[Required task]
Collect every line below that contains the word "Pavilion".

[Entries]

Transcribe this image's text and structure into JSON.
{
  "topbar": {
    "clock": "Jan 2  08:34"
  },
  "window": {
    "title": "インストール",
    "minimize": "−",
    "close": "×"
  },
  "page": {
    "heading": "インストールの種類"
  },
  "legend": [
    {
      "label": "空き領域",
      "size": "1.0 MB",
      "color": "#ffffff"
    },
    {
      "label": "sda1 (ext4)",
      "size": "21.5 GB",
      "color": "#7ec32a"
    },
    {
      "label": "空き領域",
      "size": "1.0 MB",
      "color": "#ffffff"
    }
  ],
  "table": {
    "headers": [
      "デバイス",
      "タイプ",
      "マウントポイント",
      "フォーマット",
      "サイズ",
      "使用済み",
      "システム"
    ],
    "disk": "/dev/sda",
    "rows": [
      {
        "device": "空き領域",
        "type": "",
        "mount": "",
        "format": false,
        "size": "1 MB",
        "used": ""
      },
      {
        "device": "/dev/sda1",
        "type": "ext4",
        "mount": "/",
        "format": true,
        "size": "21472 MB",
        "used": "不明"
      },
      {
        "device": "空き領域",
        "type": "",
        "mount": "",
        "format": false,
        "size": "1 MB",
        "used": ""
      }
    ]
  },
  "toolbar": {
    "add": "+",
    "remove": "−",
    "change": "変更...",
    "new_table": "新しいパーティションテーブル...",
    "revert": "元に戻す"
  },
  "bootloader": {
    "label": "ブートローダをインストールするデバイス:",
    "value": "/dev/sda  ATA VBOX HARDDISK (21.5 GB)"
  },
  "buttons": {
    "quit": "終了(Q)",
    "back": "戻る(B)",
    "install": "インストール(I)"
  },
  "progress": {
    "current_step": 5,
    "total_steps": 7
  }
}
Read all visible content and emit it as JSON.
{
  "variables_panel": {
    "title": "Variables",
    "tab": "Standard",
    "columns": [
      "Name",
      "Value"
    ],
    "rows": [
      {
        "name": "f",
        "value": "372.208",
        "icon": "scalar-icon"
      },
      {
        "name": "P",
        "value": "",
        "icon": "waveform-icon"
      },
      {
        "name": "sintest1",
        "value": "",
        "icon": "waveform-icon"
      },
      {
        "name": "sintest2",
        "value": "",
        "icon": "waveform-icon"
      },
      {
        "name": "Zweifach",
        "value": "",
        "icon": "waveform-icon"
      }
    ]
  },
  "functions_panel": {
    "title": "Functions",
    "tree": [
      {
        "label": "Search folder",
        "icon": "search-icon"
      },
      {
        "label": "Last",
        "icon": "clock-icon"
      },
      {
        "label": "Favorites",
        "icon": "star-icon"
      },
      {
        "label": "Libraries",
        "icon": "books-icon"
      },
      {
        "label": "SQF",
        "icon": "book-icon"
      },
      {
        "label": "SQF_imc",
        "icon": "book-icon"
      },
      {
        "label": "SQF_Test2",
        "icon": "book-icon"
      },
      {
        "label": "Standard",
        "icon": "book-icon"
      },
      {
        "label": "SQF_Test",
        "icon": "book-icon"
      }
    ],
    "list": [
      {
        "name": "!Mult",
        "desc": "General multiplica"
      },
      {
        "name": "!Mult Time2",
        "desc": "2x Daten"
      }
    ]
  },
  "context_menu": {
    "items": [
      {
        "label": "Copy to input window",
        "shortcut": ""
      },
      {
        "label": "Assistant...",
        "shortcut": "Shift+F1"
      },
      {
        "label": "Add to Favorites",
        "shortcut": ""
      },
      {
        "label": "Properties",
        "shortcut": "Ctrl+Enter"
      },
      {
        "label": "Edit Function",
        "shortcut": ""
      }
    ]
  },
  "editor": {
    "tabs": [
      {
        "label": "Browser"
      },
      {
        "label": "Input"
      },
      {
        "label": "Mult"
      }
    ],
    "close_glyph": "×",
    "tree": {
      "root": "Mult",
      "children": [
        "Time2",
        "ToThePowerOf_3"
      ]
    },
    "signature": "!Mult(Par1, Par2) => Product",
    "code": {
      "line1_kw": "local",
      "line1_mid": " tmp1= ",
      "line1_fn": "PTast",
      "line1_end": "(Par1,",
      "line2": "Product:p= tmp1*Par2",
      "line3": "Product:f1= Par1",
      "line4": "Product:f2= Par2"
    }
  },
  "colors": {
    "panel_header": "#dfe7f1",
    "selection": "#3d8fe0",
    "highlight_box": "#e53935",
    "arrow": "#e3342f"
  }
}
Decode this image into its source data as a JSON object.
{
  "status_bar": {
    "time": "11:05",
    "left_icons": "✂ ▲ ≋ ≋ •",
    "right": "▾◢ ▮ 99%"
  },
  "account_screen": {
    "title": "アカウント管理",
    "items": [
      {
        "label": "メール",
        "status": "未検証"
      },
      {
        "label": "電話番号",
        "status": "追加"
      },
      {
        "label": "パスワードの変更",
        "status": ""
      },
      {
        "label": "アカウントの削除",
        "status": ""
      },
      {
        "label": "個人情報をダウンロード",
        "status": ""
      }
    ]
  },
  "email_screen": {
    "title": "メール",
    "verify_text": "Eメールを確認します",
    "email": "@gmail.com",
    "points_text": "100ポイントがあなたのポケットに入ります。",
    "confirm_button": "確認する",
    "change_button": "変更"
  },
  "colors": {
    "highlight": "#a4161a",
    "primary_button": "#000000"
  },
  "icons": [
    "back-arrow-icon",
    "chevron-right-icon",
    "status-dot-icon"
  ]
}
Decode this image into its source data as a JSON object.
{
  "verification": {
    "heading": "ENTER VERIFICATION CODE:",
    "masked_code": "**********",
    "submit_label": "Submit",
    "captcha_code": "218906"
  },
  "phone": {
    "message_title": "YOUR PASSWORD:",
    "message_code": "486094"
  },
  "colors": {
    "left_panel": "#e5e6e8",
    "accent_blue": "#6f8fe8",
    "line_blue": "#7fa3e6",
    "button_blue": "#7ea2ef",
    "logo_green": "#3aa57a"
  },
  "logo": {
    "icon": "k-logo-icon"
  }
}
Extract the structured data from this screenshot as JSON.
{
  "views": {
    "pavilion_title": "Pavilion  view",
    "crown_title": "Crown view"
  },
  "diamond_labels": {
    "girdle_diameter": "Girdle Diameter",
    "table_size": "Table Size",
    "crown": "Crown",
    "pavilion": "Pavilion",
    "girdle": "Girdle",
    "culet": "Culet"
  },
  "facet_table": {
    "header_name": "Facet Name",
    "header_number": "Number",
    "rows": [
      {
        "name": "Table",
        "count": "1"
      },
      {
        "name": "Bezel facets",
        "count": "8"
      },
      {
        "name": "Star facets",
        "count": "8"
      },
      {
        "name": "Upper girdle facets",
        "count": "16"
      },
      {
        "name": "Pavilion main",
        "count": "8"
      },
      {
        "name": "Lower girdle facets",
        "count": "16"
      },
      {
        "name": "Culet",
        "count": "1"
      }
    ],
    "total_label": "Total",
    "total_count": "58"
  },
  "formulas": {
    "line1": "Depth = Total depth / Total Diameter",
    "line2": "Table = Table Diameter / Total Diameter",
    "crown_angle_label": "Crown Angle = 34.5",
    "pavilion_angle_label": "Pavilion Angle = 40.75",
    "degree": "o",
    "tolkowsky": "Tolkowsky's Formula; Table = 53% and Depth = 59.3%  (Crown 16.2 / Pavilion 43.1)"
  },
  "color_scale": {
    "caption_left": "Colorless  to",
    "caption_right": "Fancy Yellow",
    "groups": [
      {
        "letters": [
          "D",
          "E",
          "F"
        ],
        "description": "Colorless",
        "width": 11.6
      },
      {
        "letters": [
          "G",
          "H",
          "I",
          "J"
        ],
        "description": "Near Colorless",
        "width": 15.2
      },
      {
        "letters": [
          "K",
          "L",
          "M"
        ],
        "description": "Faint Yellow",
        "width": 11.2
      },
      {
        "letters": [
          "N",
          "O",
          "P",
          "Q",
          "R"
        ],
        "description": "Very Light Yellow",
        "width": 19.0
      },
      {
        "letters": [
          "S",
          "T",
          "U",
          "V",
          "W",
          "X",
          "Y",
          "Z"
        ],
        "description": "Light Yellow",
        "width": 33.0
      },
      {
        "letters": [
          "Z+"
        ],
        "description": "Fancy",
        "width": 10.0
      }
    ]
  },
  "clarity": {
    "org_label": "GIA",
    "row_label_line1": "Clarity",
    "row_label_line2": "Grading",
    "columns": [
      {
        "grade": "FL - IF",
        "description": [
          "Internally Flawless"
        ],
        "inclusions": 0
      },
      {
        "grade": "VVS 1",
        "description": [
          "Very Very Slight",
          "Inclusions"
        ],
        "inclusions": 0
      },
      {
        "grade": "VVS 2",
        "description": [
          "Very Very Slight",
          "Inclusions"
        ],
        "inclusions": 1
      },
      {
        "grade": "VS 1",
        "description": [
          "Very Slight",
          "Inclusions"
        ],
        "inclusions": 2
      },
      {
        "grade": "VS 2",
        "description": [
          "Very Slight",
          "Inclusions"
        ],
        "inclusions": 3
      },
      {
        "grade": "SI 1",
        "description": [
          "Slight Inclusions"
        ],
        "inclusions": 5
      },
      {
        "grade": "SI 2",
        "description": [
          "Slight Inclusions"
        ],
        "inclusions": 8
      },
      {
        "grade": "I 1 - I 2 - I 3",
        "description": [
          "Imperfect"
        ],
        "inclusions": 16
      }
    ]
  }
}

[Output of the exercise]
    "pavilion_title": "Pavilion  view",
    "pavilion": "Pavilion",
        "name": "Pavilion main",
    "pavilion_angle_label": "Pavilion Angle = 40.75",
    "tolkowsky": "Tolkowsky's Formula; Table = 53% and Depth = 59.3%  (Crown 16.2 / Pavilion 43.1)"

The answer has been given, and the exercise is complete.